Exercise goal: Locate every line below that contains the word "label" and copy it.

(Stored data entries)
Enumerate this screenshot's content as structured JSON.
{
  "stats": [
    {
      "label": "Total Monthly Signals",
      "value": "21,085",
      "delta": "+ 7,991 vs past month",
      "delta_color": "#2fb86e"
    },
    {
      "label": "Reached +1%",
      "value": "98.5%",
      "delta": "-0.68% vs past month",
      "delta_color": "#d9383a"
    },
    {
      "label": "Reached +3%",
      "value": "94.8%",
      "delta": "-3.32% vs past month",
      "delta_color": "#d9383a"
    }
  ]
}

Worked solution:
      "label": "Total Monthly Signals",
      "label": "Reached +1%",
      "label": "Reached +3%",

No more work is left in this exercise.